## Begin Data shown

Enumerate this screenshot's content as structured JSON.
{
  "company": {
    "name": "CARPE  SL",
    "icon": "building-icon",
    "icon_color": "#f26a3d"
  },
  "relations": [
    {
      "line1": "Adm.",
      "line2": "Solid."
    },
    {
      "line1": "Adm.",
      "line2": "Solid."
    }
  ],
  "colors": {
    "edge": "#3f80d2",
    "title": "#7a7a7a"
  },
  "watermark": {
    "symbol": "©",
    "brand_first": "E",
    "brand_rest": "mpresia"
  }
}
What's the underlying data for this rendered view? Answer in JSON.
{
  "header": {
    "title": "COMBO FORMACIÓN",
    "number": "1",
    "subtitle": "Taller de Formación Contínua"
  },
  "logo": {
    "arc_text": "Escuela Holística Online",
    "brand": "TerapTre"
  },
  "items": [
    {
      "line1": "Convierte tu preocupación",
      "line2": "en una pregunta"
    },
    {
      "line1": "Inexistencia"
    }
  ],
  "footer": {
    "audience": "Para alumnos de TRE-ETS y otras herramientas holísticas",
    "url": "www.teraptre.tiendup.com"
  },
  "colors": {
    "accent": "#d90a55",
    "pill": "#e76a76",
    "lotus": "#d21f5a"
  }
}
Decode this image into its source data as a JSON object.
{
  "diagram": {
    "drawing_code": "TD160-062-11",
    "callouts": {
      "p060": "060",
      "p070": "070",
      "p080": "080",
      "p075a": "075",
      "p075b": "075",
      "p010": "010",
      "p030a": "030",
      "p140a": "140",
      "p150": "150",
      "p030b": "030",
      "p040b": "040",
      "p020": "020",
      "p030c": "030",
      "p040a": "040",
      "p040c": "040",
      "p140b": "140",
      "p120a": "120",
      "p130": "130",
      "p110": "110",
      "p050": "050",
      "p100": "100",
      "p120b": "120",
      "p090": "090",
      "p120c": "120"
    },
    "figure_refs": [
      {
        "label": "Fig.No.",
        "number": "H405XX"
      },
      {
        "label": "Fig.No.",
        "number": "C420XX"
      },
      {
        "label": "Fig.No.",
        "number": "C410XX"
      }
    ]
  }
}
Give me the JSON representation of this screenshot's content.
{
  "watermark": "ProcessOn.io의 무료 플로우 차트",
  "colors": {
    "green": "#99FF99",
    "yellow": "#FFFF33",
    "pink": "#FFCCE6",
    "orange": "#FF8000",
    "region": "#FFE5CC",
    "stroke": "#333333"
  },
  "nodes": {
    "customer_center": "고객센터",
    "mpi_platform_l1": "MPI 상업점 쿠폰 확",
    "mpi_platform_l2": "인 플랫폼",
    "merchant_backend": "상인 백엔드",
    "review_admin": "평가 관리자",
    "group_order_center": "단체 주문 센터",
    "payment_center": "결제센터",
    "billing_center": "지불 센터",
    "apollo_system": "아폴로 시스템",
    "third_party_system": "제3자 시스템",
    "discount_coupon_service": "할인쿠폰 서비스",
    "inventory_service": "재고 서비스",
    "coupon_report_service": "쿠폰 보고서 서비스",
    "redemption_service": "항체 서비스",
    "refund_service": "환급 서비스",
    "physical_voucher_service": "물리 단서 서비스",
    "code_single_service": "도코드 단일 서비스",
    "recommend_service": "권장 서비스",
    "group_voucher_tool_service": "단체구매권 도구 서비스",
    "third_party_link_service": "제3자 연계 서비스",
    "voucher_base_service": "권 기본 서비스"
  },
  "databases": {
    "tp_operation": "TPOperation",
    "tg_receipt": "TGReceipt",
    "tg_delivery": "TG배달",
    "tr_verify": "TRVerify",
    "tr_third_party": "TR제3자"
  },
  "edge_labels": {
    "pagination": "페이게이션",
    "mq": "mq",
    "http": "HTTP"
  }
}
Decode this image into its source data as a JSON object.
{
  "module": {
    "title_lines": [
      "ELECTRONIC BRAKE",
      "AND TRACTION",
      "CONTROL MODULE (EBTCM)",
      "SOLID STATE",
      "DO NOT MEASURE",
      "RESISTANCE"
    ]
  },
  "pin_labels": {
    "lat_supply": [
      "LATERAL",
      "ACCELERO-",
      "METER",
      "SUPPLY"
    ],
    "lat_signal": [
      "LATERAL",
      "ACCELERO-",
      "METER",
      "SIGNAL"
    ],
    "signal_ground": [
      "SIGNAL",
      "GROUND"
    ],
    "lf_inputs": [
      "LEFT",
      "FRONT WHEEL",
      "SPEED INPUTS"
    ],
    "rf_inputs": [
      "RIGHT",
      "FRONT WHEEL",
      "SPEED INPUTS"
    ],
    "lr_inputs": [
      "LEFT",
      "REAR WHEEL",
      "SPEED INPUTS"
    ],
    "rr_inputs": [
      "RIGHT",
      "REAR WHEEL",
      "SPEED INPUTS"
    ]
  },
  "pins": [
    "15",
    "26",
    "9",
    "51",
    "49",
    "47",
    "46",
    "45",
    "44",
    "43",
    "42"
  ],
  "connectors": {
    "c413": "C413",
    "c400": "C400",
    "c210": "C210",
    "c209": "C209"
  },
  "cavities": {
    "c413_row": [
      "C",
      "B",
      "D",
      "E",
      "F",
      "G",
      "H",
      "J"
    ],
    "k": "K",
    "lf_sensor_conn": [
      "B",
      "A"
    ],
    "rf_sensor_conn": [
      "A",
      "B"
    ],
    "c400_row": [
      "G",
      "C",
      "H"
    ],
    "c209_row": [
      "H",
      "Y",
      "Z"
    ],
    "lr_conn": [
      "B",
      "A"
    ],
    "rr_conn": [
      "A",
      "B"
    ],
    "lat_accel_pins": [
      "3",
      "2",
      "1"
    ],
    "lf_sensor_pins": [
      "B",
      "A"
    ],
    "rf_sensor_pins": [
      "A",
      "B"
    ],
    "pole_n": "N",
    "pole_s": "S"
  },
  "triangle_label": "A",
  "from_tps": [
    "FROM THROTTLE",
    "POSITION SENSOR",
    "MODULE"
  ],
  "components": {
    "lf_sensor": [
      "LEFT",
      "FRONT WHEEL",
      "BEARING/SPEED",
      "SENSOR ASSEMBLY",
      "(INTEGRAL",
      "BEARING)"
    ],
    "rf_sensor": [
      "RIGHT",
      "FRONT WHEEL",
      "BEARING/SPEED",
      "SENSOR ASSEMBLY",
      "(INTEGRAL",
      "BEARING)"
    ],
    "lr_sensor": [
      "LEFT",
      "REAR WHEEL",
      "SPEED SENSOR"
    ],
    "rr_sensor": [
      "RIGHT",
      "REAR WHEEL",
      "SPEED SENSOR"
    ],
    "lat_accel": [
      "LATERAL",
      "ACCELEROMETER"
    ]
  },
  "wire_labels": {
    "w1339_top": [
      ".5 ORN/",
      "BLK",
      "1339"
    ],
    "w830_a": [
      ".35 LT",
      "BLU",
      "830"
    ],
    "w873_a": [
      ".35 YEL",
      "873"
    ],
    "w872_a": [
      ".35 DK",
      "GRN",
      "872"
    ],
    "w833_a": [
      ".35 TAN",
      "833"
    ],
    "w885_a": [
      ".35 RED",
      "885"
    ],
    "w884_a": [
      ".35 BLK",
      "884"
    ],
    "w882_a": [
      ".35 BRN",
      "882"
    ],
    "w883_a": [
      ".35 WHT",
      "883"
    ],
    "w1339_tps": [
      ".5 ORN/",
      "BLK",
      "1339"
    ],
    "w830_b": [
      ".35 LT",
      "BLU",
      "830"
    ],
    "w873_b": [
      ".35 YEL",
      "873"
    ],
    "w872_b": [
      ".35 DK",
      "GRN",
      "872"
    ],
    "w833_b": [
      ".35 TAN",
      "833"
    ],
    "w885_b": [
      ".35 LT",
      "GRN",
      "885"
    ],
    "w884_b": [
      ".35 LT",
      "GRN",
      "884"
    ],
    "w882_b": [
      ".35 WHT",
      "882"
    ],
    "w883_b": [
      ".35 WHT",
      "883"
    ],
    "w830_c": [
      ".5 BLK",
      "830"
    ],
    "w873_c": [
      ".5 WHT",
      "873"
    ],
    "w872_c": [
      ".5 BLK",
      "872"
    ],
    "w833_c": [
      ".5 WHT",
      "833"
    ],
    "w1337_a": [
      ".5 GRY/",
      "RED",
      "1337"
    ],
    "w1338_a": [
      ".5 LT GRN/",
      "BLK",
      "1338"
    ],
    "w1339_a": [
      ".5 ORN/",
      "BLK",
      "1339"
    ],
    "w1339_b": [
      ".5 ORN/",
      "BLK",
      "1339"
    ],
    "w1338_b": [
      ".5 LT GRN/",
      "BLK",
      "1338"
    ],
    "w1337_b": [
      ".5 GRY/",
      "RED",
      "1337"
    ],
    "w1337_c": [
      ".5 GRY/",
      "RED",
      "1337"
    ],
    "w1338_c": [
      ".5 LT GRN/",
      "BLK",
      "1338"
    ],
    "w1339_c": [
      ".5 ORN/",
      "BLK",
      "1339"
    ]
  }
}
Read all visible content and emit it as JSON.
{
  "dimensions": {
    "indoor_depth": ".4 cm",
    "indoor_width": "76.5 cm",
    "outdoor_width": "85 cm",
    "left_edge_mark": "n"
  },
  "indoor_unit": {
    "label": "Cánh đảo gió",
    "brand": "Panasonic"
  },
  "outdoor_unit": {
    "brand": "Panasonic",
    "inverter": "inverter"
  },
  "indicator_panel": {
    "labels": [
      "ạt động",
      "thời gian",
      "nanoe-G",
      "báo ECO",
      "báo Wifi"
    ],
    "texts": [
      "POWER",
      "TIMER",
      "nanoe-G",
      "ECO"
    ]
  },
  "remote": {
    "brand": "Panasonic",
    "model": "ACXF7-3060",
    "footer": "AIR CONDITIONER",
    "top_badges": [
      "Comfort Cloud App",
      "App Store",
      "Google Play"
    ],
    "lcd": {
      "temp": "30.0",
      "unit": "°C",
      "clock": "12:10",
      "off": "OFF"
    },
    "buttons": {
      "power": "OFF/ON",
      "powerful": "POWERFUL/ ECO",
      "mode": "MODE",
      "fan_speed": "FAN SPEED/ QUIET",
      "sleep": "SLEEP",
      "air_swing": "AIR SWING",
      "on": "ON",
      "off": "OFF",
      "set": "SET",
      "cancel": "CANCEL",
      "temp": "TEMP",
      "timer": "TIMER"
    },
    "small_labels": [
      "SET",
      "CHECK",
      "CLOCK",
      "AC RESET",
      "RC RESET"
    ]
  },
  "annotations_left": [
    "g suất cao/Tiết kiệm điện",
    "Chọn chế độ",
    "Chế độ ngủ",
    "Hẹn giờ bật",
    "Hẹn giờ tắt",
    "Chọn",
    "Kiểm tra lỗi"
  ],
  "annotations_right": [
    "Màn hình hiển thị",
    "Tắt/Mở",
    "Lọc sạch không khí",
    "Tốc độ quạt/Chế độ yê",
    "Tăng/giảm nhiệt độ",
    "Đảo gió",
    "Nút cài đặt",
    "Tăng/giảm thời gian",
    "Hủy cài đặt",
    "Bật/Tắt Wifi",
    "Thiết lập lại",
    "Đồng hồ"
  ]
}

## End Data shown

# [Given instruction]
Copy out every line of the material above that mentions the word "screenshot".

# [Output of the exercise]
Enumerate this screenshot's content as structured JSON.
Give me the JSON representation of this screenshot's content.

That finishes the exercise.